Stored items from a collection:
◇ ◇ ◇ ◇

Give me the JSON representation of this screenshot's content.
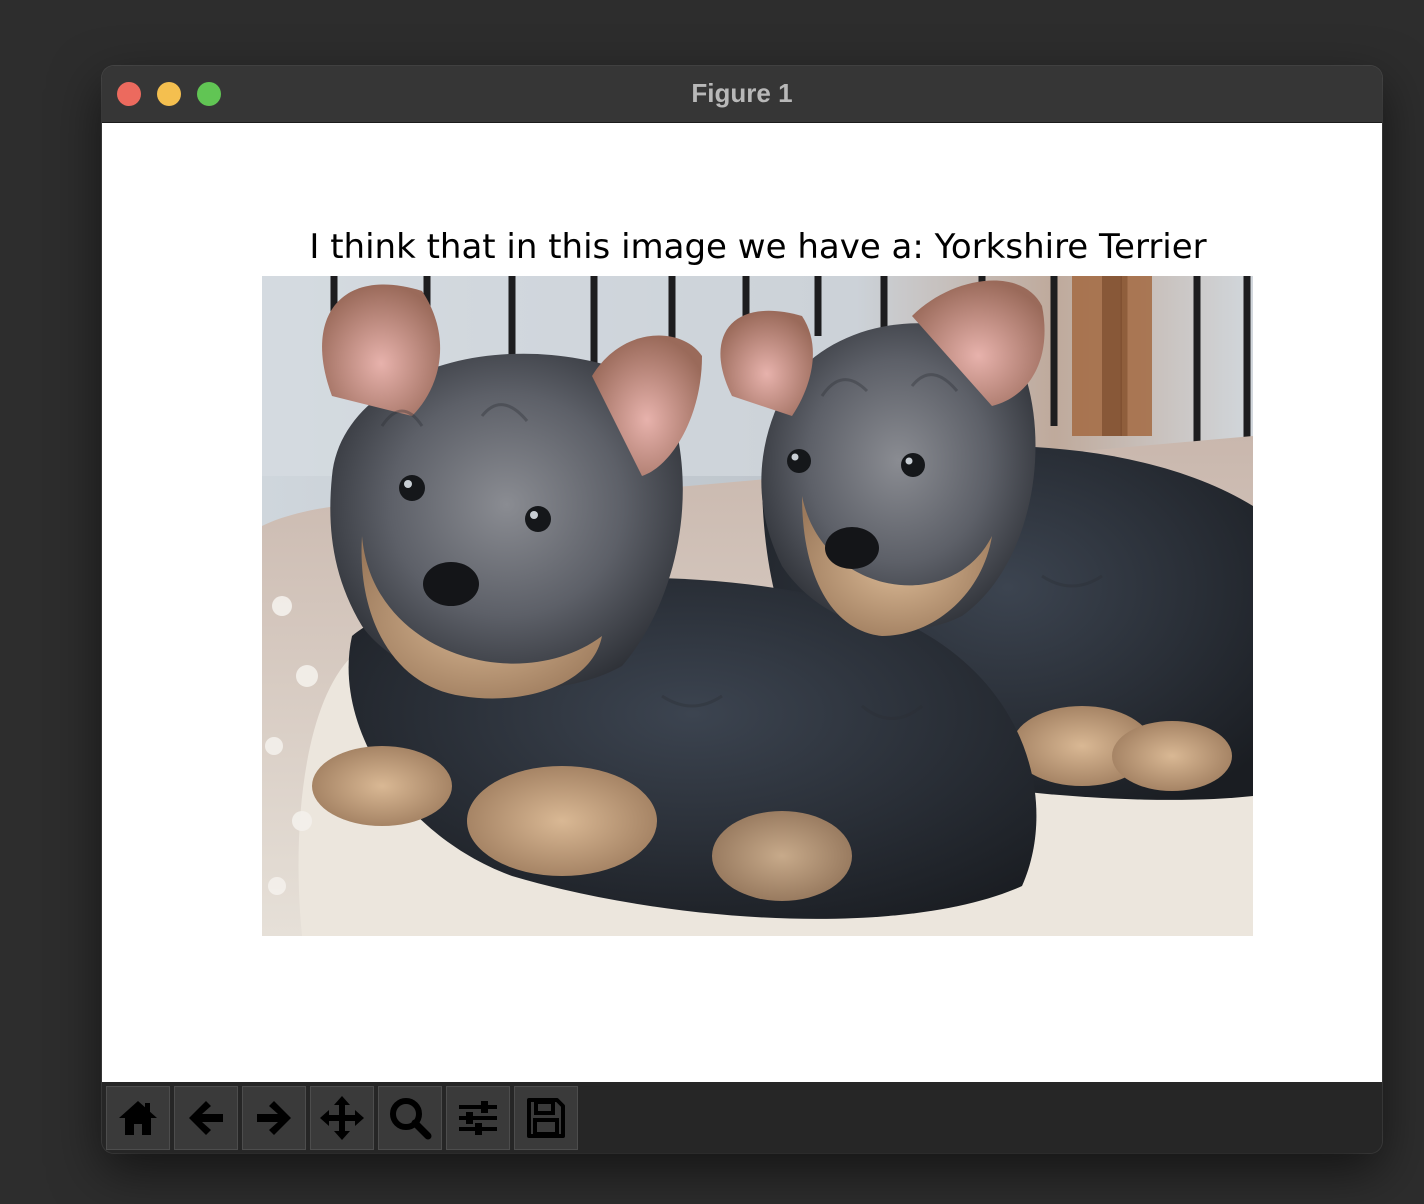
{
  "window": {
    "title": "Figure 1",
    "traffic_lights": {
      "close": "#ec6a5e",
      "minimize": "#f4bf4f",
      "zoom": "#61c554"
    }
  },
  "figure": {
    "title": "I think that in this image we have a: Yorkshire Terrier",
    "image": "photo of two Yorkshire Terrier puppies lying on a beige dog bed"
  },
  "toolbar": {
    "buttons": [
      {
        "name": "home",
        "icon": "home-icon"
      },
      {
        "name": "back",
        "icon": "arrow-left-icon"
      },
      {
        "name": "forward",
        "icon": "arrow-right-icon"
      },
      {
        "name": "pan",
        "icon": "move-icon"
      },
      {
        "name": "zoom",
        "icon": "magnifier-icon"
      },
      {
        "name": "configure-subplots",
        "icon": "sliders-icon"
      },
      {
        "name": "save",
        "icon": "floppy-disk-icon"
      }
    ]
  }
}
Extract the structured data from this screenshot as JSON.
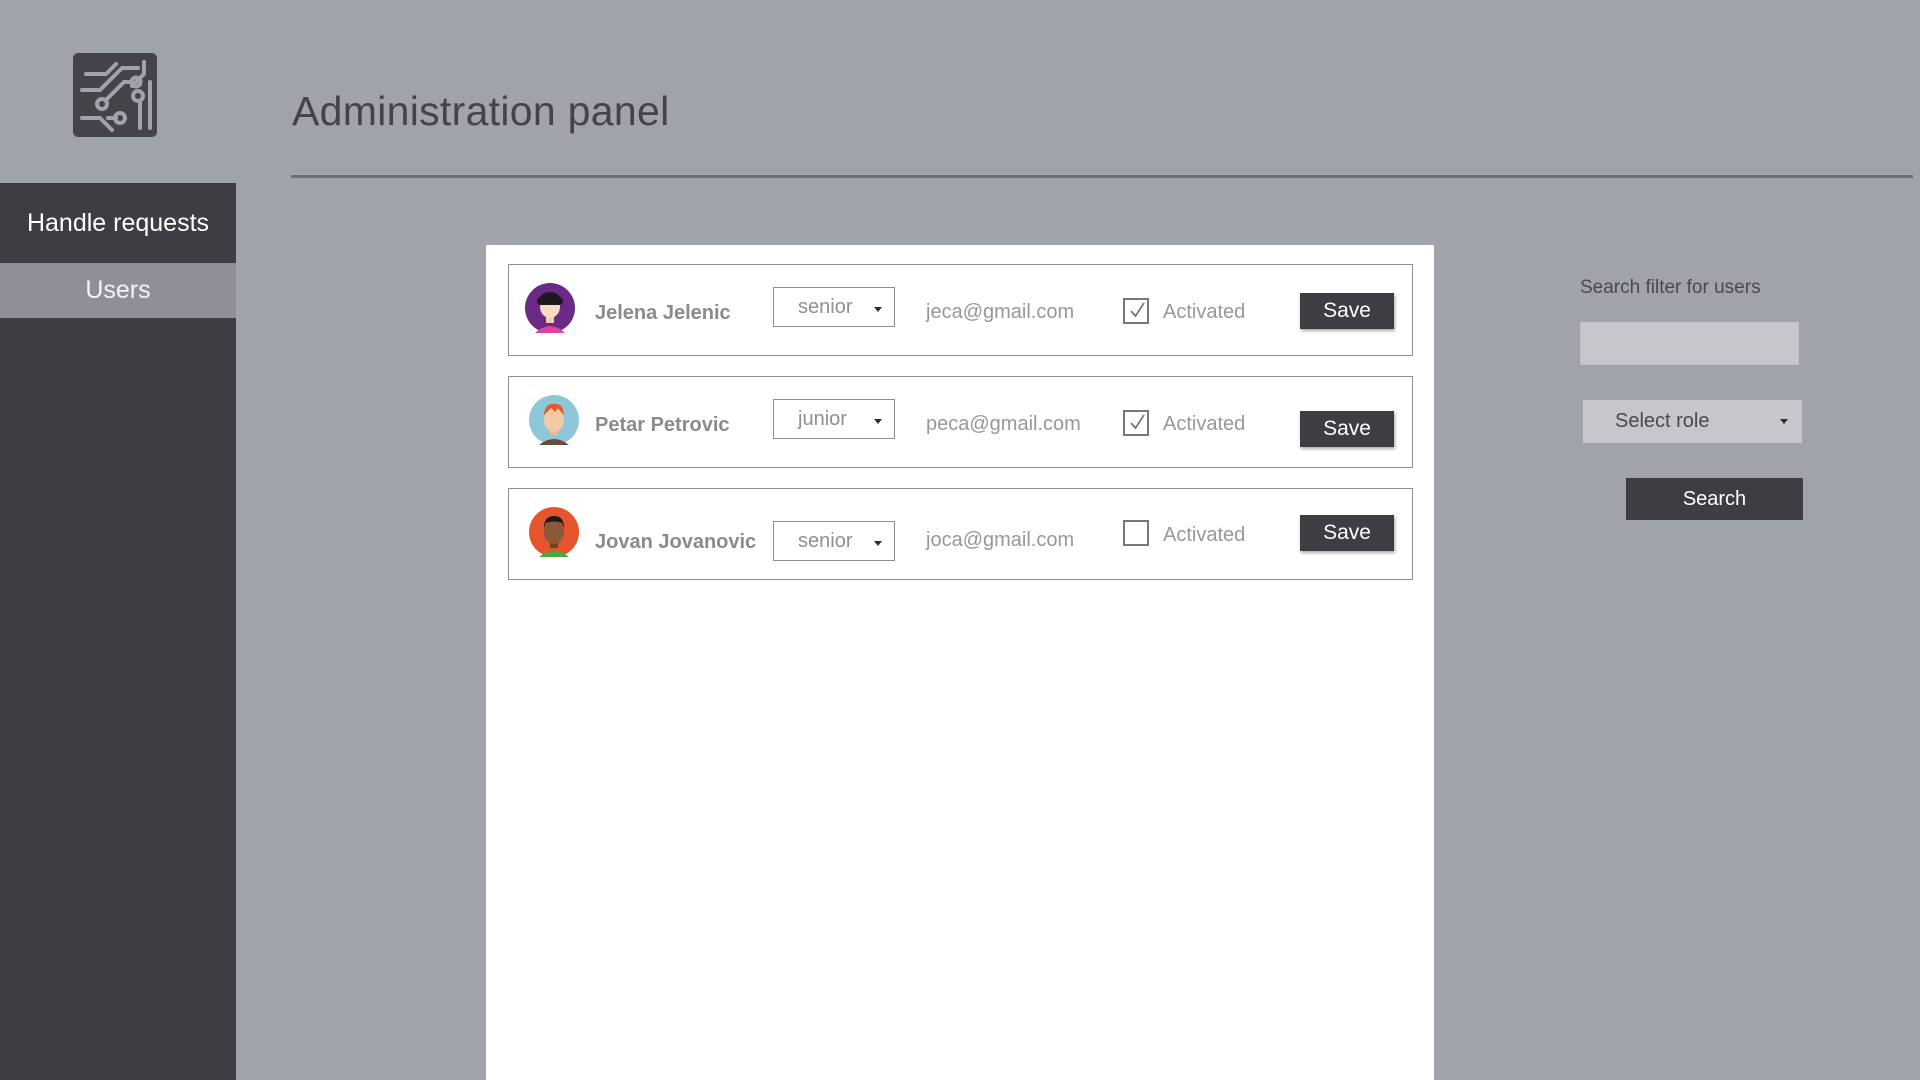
{
  "app": {
    "title": "Administration panel",
    "logo_icon": "circuit-board-icon"
  },
  "sidebar": {
    "items": [
      {
        "label": "Handle requests",
        "active": false
      },
      {
        "label": "Users",
        "active": true
      }
    ]
  },
  "users": [
    {
      "name": "Jelena Jelenic",
      "role": "senior",
      "email": "jeca@gmail.com",
      "activated": true,
      "activated_label": "Activated",
      "save_label": "Save",
      "avatar_icon": "woman-avatar-icon"
    },
    {
      "name": "Petar Petrovic",
      "role": "junior",
      "email": "peca@gmail.com",
      "activated": true,
      "activated_label": "Activated",
      "save_label": "Save",
      "avatar_icon": "man-redhair-avatar-icon"
    },
    {
      "name": "Jovan Jovanovic",
      "role": "senior",
      "email": "joca@gmail.com",
      "activated": false,
      "activated_label": "Activated",
      "save_label": "Save",
      "avatar_icon": "man-darkskin-avatar-icon"
    }
  ],
  "search_panel": {
    "label": "Search filter for users",
    "input_value": "",
    "role_select": "Select role",
    "search_label": "Search"
  },
  "colors": {
    "background": "#a0a3ab",
    "sidebar": "#3f3d44",
    "sidebar_active": "#8f9097",
    "button": "#3f3d44",
    "panel": "#ffffff"
  }
}
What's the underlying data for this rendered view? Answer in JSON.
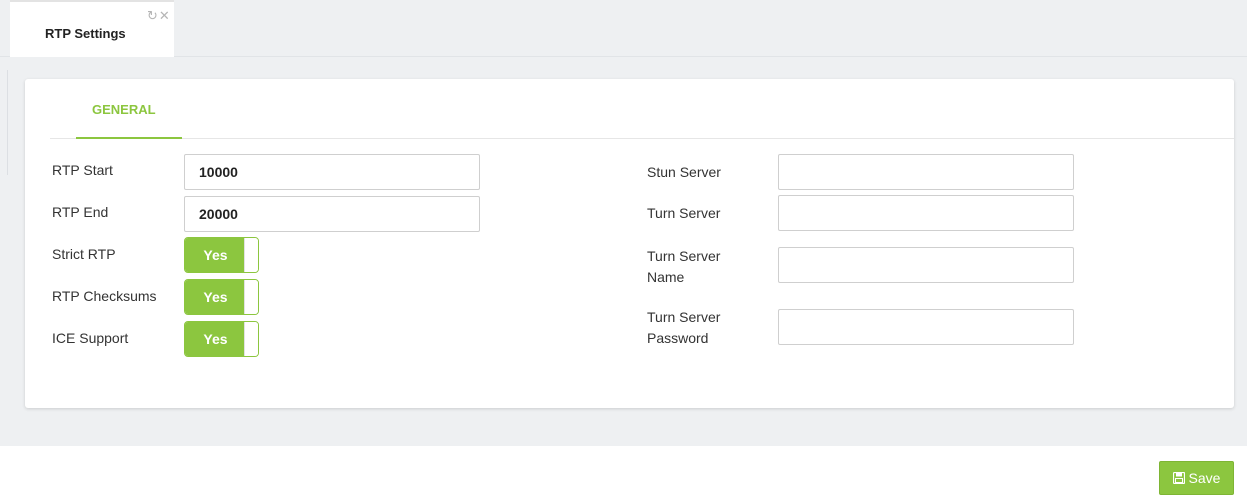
{
  "tab": {
    "title": "RTP Settings",
    "refresh_icon": "refresh-icon",
    "close_icon": "close-icon"
  },
  "section_tab": "GENERAL",
  "fields": {
    "rtp_start": {
      "label": "RTP Start",
      "value": "10000"
    },
    "rtp_end": {
      "label": "RTP End",
      "value": "20000"
    },
    "strict_rtp": {
      "label": "Strict RTP",
      "state": "Yes"
    },
    "rtp_checksums": {
      "label": "RTP Checksums",
      "state": "Yes"
    },
    "ice_support": {
      "label": "ICE Support",
      "state": "Yes"
    },
    "stun_server": {
      "label": "Stun Server",
      "value": ""
    },
    "turn_server": {
      "label": "Turn Server",
      "value": ""
    },
    "turn_server_name": {
      "label_line1": "Turn Server",
      "label_line2": "Name",
      "value": ""
    },
    "turn_server_password": {
      "label_line1": "Turn Server",
      "label_line2": "Password",
      "value": ""
    }
  },
  "actions": {
    "save_label": "Save",
    "save_icon": "floppy-disk-icon"
  },
  "colors": {
    "accent": "#8cc63f",
    "background": "#eef0f2"
  }
}
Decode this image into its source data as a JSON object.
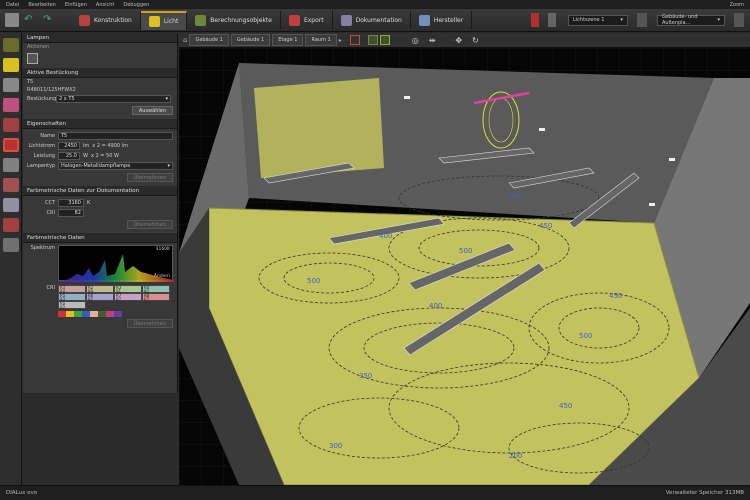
{
  "menu": [
    "Datei",
    "Bearbeiten",
    "Einfügen",
    "Ansicht",
    "Debuggen"
  ],
  "menu_right": "Zoom",
  "tabs": [
    {
      "label": "Konstruktion",
      "color": "#b84040"
    },
    {
      "label": "Licht",
      "color": "#e0c020"
    },
    {
      "label": "Berechnungsobjekte",
      "color": "#6a8a3a"
    },
    {
      "label": "Export",
      "color": "#c04040"
    },
    {
      "label": "Dokumentation",
      "color": "#8080a0"
    },
    {
      "label": "Hersteller",
      "color": "#7090c0"
    }
  ],
  "toolbar_right": {
    "lightscene": "Lichtszene 1",
    "view": "Gebäude- und Außenpla..."
  },
  "panel": {
    "head": "Lampen",
    "actions": "Aktionen",
    "active_header": "Aktive Bestückung",
    "lamp_type": "T5",
    "lamp_code": "R48011/125HFWX2",
    "bestueckung_label": "Bestückung",
    "bestueckung_value": "2 x T5",
    "select_button": "Auswählen",
    "props_header": "Eigenschaften",
    "name_label": "Name",
    "name_value": "T5",
    "flux_label": "Lichtstrom",
    "flux_value": "2450",
    "flux_unit": "lm",
    "flux_total": "x 2 = 4900 lm",
    "power_label": "Leistung",
    "power_value": "25.0",
    "power_unit": "W",
    "power_total": "x 2 = 50 W",
    "lamptype_label": "Lampentyp",
    "lamptype_value": "Halogen-Metalldampflampe",
    "button_dim": "Übernehmen",
    "color_doc_header": "Farbmetrische Daten zur Dokumentation",
    "cct_label": "CCT",
    "cct_value": "3160",
    "cct_unit": "K",
    "cri_label": "CRI",
    "cri_value": "82",
    "button_dim2": "Übernehmen",
    "color_header": "Farbmetrische Daten",
    "spectrum_label": "Spektrum",
    "spectrum_cct": "3160K",
    "spectrum_action": "Ändern",
    "cri_grid_label": "CRI",
    "cri_cells": [
      "R1\n84",
      "R2\n89",
      "R3\n91",
      "R4\n82",
      "R5\n83",
      "R6\n82",
      "R7\n87",
      "R8\n67",
      "Ra\n82"
    ],
    "button_dim3": "Übernehmen"
  },
  "viewport_breadcrumb": [
    "Gebäude 1",
    "Gebäude 1",
    "Etage 1",
    "Raum 1"
  ],
  "contour_labels": [
    "500",
    "500",
    "450",
    "400",
    "350",
    "300",
    "200",
    "500",
    "450",
    "400",
    "350",
    "450"
  ],
  "status": {
    "left": "DIALux evo",
    "right": "Verwalteter Speicher 313MB"
  }
}
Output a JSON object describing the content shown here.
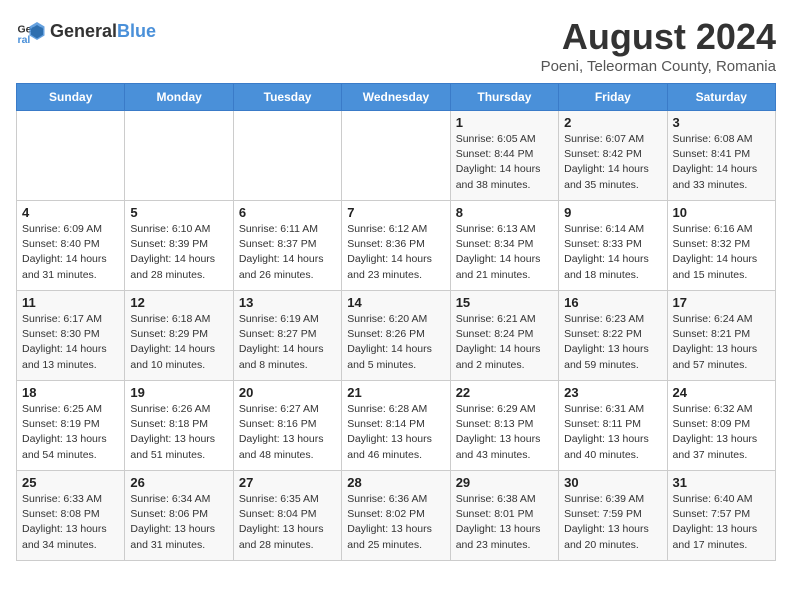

◇ ◇ ◇ ◇

▸ Directions for this task
Pictures excluded, quote all the data above exactly.

▸ Answer to this exercise
Give me the JSON representation of this screenshot's content.
{
  "window": {
    "title": "Figure 1",
    "traffic_lights": {
      "close": "#ec6a5e",
      "minimize": "#f4bf4f",
      "zoom": "#61c554"
    }
  },
  "figure": {
    "title": "I think that in this image we have a: Yorkshire Terrier",
    "image": "photo of two Yorkshire Terrier puppies lying on a beige dog bed"
  },
  "toolbar": {
    "buttons": [
      {
        "name": "home",
        "icon": "home-icon"
      },
      {
        "name": "back",
        "icon": "arrow-left-icon"
      },
      {
        "name": "forward",
        "icon": "arrow-right-icon"
      },
      {
        "name": "pan",
        "icon": "move-icon"
      },
      {
        "name": "zoom",
        "icon": "magnifier-icon"
      },
      {
        "name": "configure-subplots",
        "icon": "sliders-icon"
      },
      {
        "name": "save",
        "icon": "floppy-disk-icon"
      }
    ]
  }
}
Extract the structured data from this screenshot as JSON.
{
  "app": {
    "title": "Administration panel",
    "logo_icon": "circuit-board-icon"
  },
  "sidebar": {
    "items": [
      {
        "label": "Handle requests",
        "active": false
      },
      {
        "label": "Users",
        "active": true
      }
    ]
  },
  "users": [
    {
      "name": "Jelena Jelenic",
      "role": "senior",
      "email": "jeca@gmail.com",
      "activated": true,
      "activated_label": "Activated",
      "save_label": "Save",
      "avatar_icon": "woman-avatar-icon"
    },
    {
      "name": "Petar Petrovic",
      "role": "junior",
      "email": "peca@gmail.com",
      "activated": true,
      "activated_label": "Activated",
      "save_label": "Save",
      "avatar_icon": "man-redhair-avatar-icon"
    },
    {
      "name": "Jovan Jovanovic",
      "role": "senior",
      "email": "joca@gmail.com",
      "activated": false,
      "activated_label": "Activated",
      "save_label": "Save",
      "avatar_icon": "man-darkskin-avatar-icon"
    }
  ],
  "search_panel": {
    "label": "Search filter for users",
    "input_value": "",
    "role_select": "Select role",
    "search_label": "Search"
  },
  "colors": {
    "background": "#a0a3ab",
    "sidebar": "#3f3d44",
    "sidebar_active": "#8f9097",
    "button": "#3f3d44",
    "panel": "#ffffff"
  }
}
What's the underlying data for this rendered view? Answer in JSON.
{
  "tab": {
    "title": "RTP Settings",
    "refresh_icon": "refresh-icon",
    "close_icon": "close-icon"
  },
  "section_tab": "GENERAL",
  "fields": {
    "rtp_start": {
      "label": "RTP Start",
      "value": "10000"
    },
    "rtp_end": {
      "label": "RTP End",
      "value": "20000"
    },
    "strict_rtp": {
      "label": "Strict RTP",
      "state": "Yes"
    },
    "rtp_checksums": {
      "label": "RTP Checksums",
      "state": "Yes"
    },
    "ice_support": {
      "label": "ICE Support",
      "state": "Yes"
    },
    "stun_server": {
      "label": "Stun Server",
      "value": ""
    },
    "turn_server": {
      "label": "Turn Server",
      "value": ""
    },
    "turn_server_name": {
      "label_line1": "Turn Server",
      "label_line2": "Name",
      "value": ""
    },
    "turn_server_password": {
      "label_line1": "Turn Server",
      "label_line2": "Password",
      "value": ""
    }
  },
  "actions": {
    "save_label": "Save",
    "save_icon": "floppy-disk-icon"
  },
  "colors": {
    "accent": "#8cc63f",
    "background": "#eef0f2"
  }
}
Decode this image into its source data as a JSON object.
{
  "menu": [
    "Datei",
    "Bearbeiten",
    "Einfügen",
    "Ansicht",
    "Debuggen"
  ],
  "menu_right": "Zoom",
  "tabs": [
    {
      "label": "Konstruktion",
      "color": "#b84040"
    },
    {
      "label": "Licht",
      "color": "#e0c020"
    },
    {
      "label": "Berechnungsobjekte",
      "color": "#6a8a3a"
    },
    {
      "label": "Export",
      "color": "#c04040"
    },
    {
      "label": "Dokumentation",
      "color": "#8080a0"
    },
    {
      "label": "Hersteller",
      "color": "#7090c0"
    }
  ],
  "toolbar_right": {
    "lightscene": "Lichtszene 1",
    "view": "Gebäude- und Außenpla..."
  },
  "panel": {
    "head": "Lampen",
    "actions": "Aktionen",
    "active_header": "Aktive Bestückung",
    "lamp_type": "T5",
    "lamp_code": "R48011/125HFWX2",
    "bestueckung_label": "Bestückung",
    "bestueckung_value": "2 x T5",
    "select_button": "Auswählen",
    "props_header": "Eigenschaften",
    "name_label": "Name",
    "name_value": "T5",
    "flux_label": "Lichtstrom",
    "flux_value": "2450",
    "flux_unit": "lm",
    "flux_total": "x 2 = 4900 lm",
    "power_label": "Leistung",
    "power_value": "25.0",
    "power_unit": "W",
    "power_total": "x 2 = 50 W",
    "lamptype_label": "Lampentyp",
    "lamptype_value": "Halogen-Metalldampflampe",
    "button_dim": "Übernehmen",
    "color_doc_header": "Farbmetrische Daten zur Dokumentation",
    "cct_label": "CCT",
    "cct_value": "3160",
    "cct_unit": "K",
    "cri_label": "CRI",
    "cri_value": "82",
    "button_dim2": "Übernehmen",
    "color_header": "Farbmetrische Daten",
    "spectrum_label": "Spektrum",
    "spectrum_cct": "3160K",
    "spectrum_action": "Ändern",
    "cri_grid_label": "CRI",
    "cri_cells": [
      "R1\n84",
      "R2\n89",
      "R3\n91",
      "R4\n82",
      "R5\n83",
      "R6\n82",
      "R7\n87",
      "R8\n67",
      "Ra\n82"
    ],
    "button_dim3": "Übernehmen"
  },
  "viewport_breadcrumb": [
    "Gebäude 1",
    "Gebäude 1",
    "Etage 1",
    "Raum 1"
  ],
  "contour_labels": [
    "500",
    "500",
    "450",
    "400",
    "350",
    "300",
    "200",
    "500",
    "450",
    "400",
    "350",
    "450"
  ],
  "status": {
    "left": "DIALux evo",
    "right": "Verwalteter Speicher 313MB"
  }
}
Output a JSON object describing the content shown here.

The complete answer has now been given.